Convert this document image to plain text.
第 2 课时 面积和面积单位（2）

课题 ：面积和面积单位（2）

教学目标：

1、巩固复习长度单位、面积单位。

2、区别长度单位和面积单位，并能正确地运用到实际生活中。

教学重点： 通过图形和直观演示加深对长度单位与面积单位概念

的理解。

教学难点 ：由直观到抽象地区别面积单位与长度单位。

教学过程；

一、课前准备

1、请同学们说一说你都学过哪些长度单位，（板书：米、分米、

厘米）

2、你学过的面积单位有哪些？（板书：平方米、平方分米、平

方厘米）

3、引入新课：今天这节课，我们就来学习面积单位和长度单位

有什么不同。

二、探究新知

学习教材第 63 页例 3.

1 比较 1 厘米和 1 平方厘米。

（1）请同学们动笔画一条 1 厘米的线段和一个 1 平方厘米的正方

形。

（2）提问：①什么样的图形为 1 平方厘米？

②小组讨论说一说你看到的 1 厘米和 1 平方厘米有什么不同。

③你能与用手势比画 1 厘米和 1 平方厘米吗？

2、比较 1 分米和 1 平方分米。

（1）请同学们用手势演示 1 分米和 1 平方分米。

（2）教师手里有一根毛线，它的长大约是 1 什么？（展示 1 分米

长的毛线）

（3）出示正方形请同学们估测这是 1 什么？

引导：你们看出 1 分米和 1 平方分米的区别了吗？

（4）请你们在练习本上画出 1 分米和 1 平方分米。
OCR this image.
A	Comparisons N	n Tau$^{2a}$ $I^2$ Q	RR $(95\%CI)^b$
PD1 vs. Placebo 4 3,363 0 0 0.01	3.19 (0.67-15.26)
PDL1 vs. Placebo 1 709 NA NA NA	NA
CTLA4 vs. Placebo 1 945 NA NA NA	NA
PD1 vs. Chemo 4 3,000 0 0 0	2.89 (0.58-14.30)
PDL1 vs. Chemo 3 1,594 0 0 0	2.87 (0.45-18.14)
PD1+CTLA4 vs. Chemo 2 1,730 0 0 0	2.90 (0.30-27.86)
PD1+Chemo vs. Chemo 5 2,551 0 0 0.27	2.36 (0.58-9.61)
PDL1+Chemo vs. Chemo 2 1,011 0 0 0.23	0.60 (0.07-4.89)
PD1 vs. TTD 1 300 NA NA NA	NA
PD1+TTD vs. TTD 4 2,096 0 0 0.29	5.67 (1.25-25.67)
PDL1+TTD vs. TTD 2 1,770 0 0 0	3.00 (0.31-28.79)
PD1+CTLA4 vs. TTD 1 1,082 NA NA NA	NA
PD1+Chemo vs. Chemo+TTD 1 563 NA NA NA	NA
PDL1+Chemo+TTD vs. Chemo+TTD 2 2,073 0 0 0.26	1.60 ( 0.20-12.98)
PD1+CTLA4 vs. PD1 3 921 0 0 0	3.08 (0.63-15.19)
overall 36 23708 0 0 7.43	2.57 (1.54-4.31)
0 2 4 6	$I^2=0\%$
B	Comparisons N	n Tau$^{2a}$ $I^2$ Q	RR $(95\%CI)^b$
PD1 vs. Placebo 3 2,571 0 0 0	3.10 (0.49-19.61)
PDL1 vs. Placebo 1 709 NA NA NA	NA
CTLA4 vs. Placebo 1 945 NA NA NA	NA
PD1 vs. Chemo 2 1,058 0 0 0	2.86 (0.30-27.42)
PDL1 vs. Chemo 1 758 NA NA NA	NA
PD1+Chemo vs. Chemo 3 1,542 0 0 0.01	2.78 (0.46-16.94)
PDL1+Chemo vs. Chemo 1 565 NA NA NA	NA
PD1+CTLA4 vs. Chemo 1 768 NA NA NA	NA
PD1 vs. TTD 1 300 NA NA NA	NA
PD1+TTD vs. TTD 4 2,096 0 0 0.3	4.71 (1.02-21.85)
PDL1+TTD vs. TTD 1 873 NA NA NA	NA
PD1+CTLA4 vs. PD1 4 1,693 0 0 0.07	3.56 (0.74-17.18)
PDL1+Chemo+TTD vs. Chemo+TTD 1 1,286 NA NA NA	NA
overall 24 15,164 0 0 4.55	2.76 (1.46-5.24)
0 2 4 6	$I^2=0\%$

#### YOUR GOAL:
Retype all of the entries precisely as they are.

#### RESULT BELOW:
Convert this document image to plain text.
第 2 课时 面积和面积单位（2）

课题 ：面积和面积单位（2）

教学目标：

1、巩固复习长度单位、面积单位。

2、区别长度单位和面积单位，并能正确地运用到实际生活中。

教学重点： 通过图形和直观演示加深对长度单位与面积单位概念

的理解。

教学难点 ：由直观到抽象地区别面积单位与长度单位。

教学过程；

一、课前准备

1、请同学们说一说你都学过哪些长度单位，（板书：米、分米、

厘米）

2、你学过的面积单位有哪些？（板书：平方米、平方分米、平

方厘米）

3、引入新课：今天这节课，我们就来学习面积单位和长度单位

有什么不同。

二、探究新知

学习教材第 63 页例 3.

1 比较 1 厘米和 1 平方厘米。

（1）请同学们动笔画一条 1 厘米的线段和一个 1 平方厘米的正方

形。

（2）提问：①什么样的图形为 1 平方厘米？

②小组讨论说一说你看到的 1 厘米和 1 平方厘米有什么不同。

③你能与用手势比画 1 厘米和 1 平方厘米吗？

2、比较 1 分米和 1 平方分米。

（1）请同学们用手势演示 1 分米和 1 平方分米。

（2）教师手里有一根毛线，它的长大约是 1 什么？（展示 1 分米

长的毛线）

（3）出示正方形请同学们估测这是 1 什么？

引导：你们看出 1 分米和 1 平方分米的区别了吗？

（4）请你们在练习本上画出 1 分米和 1 平方分米。
OCR this image.
A	Comparisons N	n Tau$^{2a}$ $I^2$ Q	RR $(95\%CI)^b$
PD1 vs. Placebo 4 3,363 0 0 0.01	3.19 (0.67-15.26)
PDL1 vs. Placebo 1 709 NA NA NA	NA
CTLA4 vs. Placebo 1 945 NA NA NA	NA
PD1 vs. Chemo 4 3,000 0 0 0	2.89 (0.58-14.30)
PDL1 vs. Chemo 3 1,594 0 0 0	2.87 (0.45-18.14)
PD1+CTLA4 vs. Chemo 2 1,730 0 0 0	2.90 (0.30-27.86)
PD1+Chemo vs. Chemo 5 2,551 0 0 0.27	2.36 (0.58-9.61)
PDL1+Chemo vs. Chemo 2 1,011 0 0 0.23	0.60 (0.07-4.89)
PD1 vs. TTD 1 300 NA NA NA	NA
PD1+TTD vs. TTD 4 2,096 0 0 0.29	5.67 (1.25-25.67)
PDL1+TTD vs. TTD 2 1,770 0 0 0	3.00 (0.31-28.79)
PD1+CTLA4 vs. TTD 1 1,082 NA NA NA	NA
PD1+Chemo vs. Chemo+TTD 1 563 NA NA NA	NA
PDL1+Chemo+TTD vs. Chemo+TTD 2 2,073 0 0 0.26	1.60 ( 0.20-12.98)
PD1+CTLA4 vs. PD1 3 921 0 0 0	3.08 (0.63-15.19)
overall 36 23708 0 0 7.43	2.57 (1.54-4.31)
0 2 4 6	$I^2=0\%$
B	Comparisons N	n Tau$^{2a}$ $I^2$ Q	RR $(95\%CI)^b$
PD1 vs. Placebo 3 2,571 0 0 0	3.10 (0.49-19.61)
PDL1 vs. Placebo 1 709 NA NA NA	NA
CTLA4 vs. Placebo 1 945 NA NA NA	NA
PD1 vs. Chemo 2 1,058 0 0 0	2.86 (0.30-27.42)
PDL1 vs. Chemo 1 758 NA NA NA	NA
PD1+Chemo vs. Chemo 3 1,542 0 0 0.01	2.78 (0.46-16.94)
PDL1+Chemo vs. Chemo 1 565 NA NA NA	NA
PD1+CTLA4 vs. Chemo 1 768 NA NA NA	NA
PD1 vs. TTD 1 300 NA NA NA	NA
PD1+TTD vs. TTD 4 2,096 0 0 0.3	4.71 (1.02-21.85)
PDL1+TTD vs. TTD 1 873 NA NA NA	NA
PD1+CTLA4 vs. PD1 4 1,693 0 0 0.07	3.56 (0.74-17.18)
PDL1+Chemo+TTD vs. Chemo+TTD 1 1,286 NA NA NA	NA
overall 24 15,164 0 0 4.55	2.76 (1.46-5.24)
0 2 4 6	$I^2=0\%$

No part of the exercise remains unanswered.